[start of PROVIDED DATA]
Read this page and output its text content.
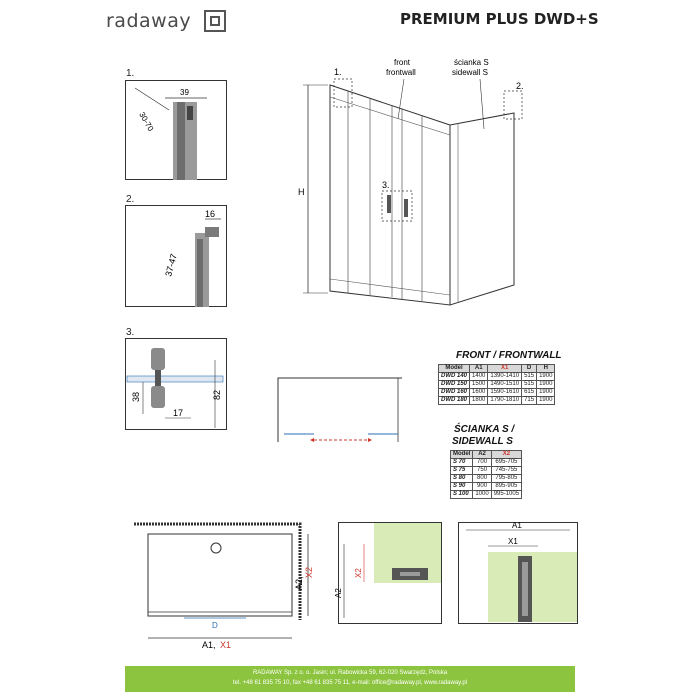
radaway	PREMIUM PLUS DWD+S
1.
30-70
39
2.
16
37-47
3.
38
17
82
H
1.
2.
3.
front
frontwall
ścianka S
sidewall S
FRONT / FRONTWALL
Model	A1	X1	D	H
DWD 140	1400	1390-1410	515	1900
DWD 150	1500	1490-1510	515	1900
DWD 160	1600	1590-1610	615	1900
DWD 180	1800	1790-1810	715	1900
ŚCIANKA S /
SIDEWALL S
Model	A2	X2
S 70	700	695-705
S 75	750	745-755
S 80	800	795-805
S 90	900	895-905
S 100	1000	995-1005
D
A1, X1
A2,
X2
A2
X2
A1
X1
RADAWAY Sp. z o. o. Jasin; ul. Rabowicka 59, 62-020 Swarzędz, Polska
tel. +48 61 835 75 10, fax +48 61 835 75 11, e-mail: office@radaway.pl, www.radaway.pl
[end of PROVIDED DATA]
▶ DIRECTIONS FOR THIS TASK
Can you restate all the records above word for word while dropping the pictures?

▶ EXERCISE ANSWER
Read this page and output its text content.
radaway	PREMIUM PLUS DWD+S
1.
30-70
39
2.
16
37-47
3.
38
17
82
H
1.
2.
3.
front
frontwall
ścianka S
sidewall S
FRONT / FRONTWALL
Model	A1	X1	D	H
DWD 140	1400	1390-1410	515	1900
DWD 150	1500	1490-1510	515	1900
DWD 160	1600	1590-1610	615	1900
DWD 180	1800	1790-1810	715	1900
ŚCIANKA S /
SIDEWALL S
Model	A2	X2
S 70	700	695-705
S 75	750	745-755
S 80	800	795-805
S 90	900	895-905
S 100	1000	995-1005
D
A1, X1
A2,
X2
A2
X2
A1
X1
RADAWAY Sp. z o. o. Jasin; ul. Rabowicka 59, 62-020 Swarzędz, Polska
tel. +48 61 835 75 10, fax +48 61 835 75 11, e-mail: office@radaway.pl, www.radaway.pl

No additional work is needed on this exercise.